## BEGIN Recorded data

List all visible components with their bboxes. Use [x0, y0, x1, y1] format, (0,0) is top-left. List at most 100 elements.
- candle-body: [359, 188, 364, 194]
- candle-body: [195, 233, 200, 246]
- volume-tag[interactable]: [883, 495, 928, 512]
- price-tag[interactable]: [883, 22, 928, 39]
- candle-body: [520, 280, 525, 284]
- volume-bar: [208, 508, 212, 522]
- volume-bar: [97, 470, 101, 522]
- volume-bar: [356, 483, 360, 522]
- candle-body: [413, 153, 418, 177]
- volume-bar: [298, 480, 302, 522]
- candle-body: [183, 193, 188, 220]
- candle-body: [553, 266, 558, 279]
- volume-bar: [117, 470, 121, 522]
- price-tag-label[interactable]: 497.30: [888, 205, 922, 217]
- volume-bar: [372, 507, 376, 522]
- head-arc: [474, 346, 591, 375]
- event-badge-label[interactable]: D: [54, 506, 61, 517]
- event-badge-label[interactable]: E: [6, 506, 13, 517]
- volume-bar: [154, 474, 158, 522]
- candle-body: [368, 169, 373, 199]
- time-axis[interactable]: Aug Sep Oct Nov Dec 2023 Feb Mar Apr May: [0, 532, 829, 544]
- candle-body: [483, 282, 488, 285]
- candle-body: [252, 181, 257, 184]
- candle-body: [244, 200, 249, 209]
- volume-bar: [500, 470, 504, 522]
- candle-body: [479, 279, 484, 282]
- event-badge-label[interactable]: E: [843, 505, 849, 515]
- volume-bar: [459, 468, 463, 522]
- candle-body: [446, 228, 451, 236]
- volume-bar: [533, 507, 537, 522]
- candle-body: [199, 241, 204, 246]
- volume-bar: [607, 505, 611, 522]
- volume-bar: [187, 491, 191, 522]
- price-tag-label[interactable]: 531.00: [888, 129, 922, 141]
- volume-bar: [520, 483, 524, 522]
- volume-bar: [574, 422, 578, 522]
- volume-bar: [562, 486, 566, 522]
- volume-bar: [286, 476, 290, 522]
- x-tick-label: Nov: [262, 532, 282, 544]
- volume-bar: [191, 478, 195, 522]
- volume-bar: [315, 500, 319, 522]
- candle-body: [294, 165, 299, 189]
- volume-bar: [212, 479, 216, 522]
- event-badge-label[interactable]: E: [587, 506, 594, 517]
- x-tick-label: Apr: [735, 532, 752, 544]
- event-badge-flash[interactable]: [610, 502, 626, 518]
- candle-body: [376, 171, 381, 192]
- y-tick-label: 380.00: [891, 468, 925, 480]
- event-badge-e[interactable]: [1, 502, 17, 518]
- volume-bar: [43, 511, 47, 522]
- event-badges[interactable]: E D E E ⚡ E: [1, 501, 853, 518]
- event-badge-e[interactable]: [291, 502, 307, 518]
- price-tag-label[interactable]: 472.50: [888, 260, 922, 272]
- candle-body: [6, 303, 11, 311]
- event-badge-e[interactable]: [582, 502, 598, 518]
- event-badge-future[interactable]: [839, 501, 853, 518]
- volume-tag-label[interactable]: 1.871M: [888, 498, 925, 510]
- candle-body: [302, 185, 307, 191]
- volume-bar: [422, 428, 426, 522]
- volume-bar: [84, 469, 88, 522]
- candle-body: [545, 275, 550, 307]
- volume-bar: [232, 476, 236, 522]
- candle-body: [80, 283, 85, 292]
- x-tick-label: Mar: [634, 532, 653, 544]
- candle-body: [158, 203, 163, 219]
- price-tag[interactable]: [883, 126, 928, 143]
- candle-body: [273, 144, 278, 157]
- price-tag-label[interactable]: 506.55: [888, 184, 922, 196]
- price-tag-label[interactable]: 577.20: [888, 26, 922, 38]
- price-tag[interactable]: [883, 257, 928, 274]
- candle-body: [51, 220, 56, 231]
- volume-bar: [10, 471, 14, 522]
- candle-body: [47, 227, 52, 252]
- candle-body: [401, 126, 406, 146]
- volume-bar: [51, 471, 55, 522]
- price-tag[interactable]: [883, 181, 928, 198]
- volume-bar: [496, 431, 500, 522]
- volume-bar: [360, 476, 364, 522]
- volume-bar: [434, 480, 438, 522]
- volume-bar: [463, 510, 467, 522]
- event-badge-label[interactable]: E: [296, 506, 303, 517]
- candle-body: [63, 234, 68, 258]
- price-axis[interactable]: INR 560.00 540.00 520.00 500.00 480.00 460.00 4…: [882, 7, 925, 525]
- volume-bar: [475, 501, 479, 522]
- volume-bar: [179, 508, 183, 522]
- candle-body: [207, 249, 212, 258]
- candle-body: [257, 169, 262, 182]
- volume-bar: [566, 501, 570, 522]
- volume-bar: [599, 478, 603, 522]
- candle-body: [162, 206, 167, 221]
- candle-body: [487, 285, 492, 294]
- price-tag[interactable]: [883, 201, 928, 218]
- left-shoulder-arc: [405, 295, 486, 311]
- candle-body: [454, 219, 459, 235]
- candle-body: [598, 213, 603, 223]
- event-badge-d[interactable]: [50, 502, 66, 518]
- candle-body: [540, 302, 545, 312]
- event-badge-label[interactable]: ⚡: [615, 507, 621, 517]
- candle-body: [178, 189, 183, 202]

## END Recorded data

What is being asked:
Copy out the entry above line for line, with no changes.

In response:
List all visible components with their bboxes. Use [x0, y0, x1, y1] format, (0,0) is top-left. List at most 100 elements.
- candle-body: [359, 188, 364, 194]
- candle-body: [195, 233, 200, 246]
- volume-tag[interactable]: [883, 495, 928, 512]
- price-tag[interactable]: [883, 22, 928, 39]
- candle-body: [520, 280, 525, 284]
- volume-bar: [208, 508, 212, 522]
- volume-bar: [97, 470, 101, 522]
- volume-bar: [356, 483, 360, 522]
- candle-body: [413, 153, 418, 177]
- volume-bar: [298, 480, 302, 522]
- candle-body: [183, 193, 188, 220]
- candle-body: [553, 266, 558, 279]
- volume-bar: [117, 470, 121, 522]
- price-tag-label[interactable]: 497.30: [888, 205, 922, 217]
- volume-bar: [372, 507, 376, 522]
- head-arc: [474, 346, 591, 375]
- event-badge-label[interactable]: D: [54, 506, 61, 517]
- event-badge-label[interactable]: E: [6, 506, 13, 517]
- volume-bar: [154, 474, 158, 522]
- candle-body: [368, 169, 373, 199]
- time-axis[interactable]: Aug Sep Oct Nov Dec 2023 Feb Mar Apr May: [0, 532, 829, 544]
- candle-body: [483, 282, 488, 285]
- candle-body: [252, 181, 257, 184]
- candle-body: [244, 200, 249, 209]
- volume-bar: [500, 470, 504, 522]
- candle-body: [479, 279, 484, 282]
- event-badge-label[interactable]: E: [843, 505, 849, 515]
- volume-bar: [459, 468, 463, 522]
- candle-body: [446, 228, 451, 236]
- volume-bar: [533, 507, 537, 522]
- candle-body: [199, 241, 204, 246]
- volume-bar: [607, 505, 611, 522]
- volume-bar: [187, 491, 191, 522]
- price-tag-label[interactable]: 531.00: [888, 129, 922, 141]
- volume-bar: [520, 483, 524, 522]
- volume-bar: [574, 422, 578, 522]
- volume-bar: [562, 486, 566, 522]
- volume-bar: [286, 476, 290, 522]
- x-tick-label: Nov: [262, 532, 282, 544]
- volume-bar: [191, 478, 195, 522]
- volume-bar: [315, 500, 319, 522]
- candle-body: [294, 165, 299, 189]
- volume-bar: [212, 479, 216, 522]
- event-badge-label[interactable]: E: [587, 506, 594, 517]
- x-tick-label: Apr: [735, 532, 752, 544]
- event-badge-flash[interactable]: [610, 502, 626, 518]
- candle-body: [376, 171, 381, 192]
- y-tick-label: 380.00: [891, 468, 925, 480]
- event-badge-e[interactable]: [1, 502, 17, 518]
- volume-bar: [43, 511, 47, 522]
- event-badges[interactable]: E D E E ⚡ E: [1, 501, 853, 518]
- event-badge-e[interactable]: [291, 502, 307, 518]
- price-tag-label[interactable]: 472.50: [888, 260, 922, 272]
- candle-body: [6, 303, 11, 311]
- event-badge-e[interactable]: [582, 502, 598, 518]
- event-badge-future[interactable]: [839, 501, 853, 518]
- volume-tag-label[interactable]: 1.871M: [888, 498, 925, 510]
- candle-body: [302, 185, 307, 191]
- volume-bar: [422, 428, 426, 522]
- volume-bar: [84, 469, 88, 522]
- candle-body: [545, 275, 550, 307]
- volume-bar: [232, 476, 236, 522]
- candle-body: [80, 283, 85, 292]
- x-tick-label: Mar: [634, 532, 653, 544]
- candle-body: [158, 203, 163, 219]
- price-tag[interactable]: [883, 126, 928, 143]
- candle-body: [273, 144, 278, 157]
- price-tag-label[interactable]: 506.55: [888, 184, 922, 196]
- price-tag-label[interactable]: 577.20: [888, 26, 922, 38]
- price-tag[interactable]: [883, 257, 928, 274]
- candle-body: [51, 220, 56, 231]
- volume-bar: [10, 471, 14, 522]
- candle-body: [47, 227, 52, 252]
- candle-body: [401, 126, 406, 146]
- volume-bar: [51, 471, 55, 522]
- price-tag[interactable]: [883, 181, 928, 198]
- volume-bar: [496, 431, 500, 522]
- volume-bar: [360, 476, 364, 522]
- volume-bar: [434, 480, 438, 522]
- volume-bar: [463, 510, 467, 522]
- event-badge-label[interactable]: E: [296, 506, 303, 517]
- candle-body: [63, 234, 68, 258]
- price-axis[interactable]: INR 560.00 540.00 520.00 500.00 480.00 460.00 4…: [882, 7, 925, 525]
- volume-bar: [475, 501, 479, 522]
- volume-bar: [179, 508, 183, 522]
- candle-body: [207, 249, 212, 258]
- candle-body: [257, 169, 262, 182]
- volume-bar: [566, 501, 570, 522]
- volume-bar: [599, 478, 603, 522]
- candle-body: [162, 206, 167, 221]
- candle-body: [487, 285, 492, 294]
- price-tag[interactable]: [883, 201, 928, 218]
- left-shoulder-arc: [405, 295, 486, 311]
- candle-body: [454, 219, 459, 235]
- candle-body: [598, 213, 603, 223]
- event-badge-d[interactable]: [50, 502, 66, 518]
- candle-body: [540, 302, 545, 312]
- event-badge-label[interactable]: ⚡: [615, 507, 621, 517]
- candle-body: [178, 189, 183, 202]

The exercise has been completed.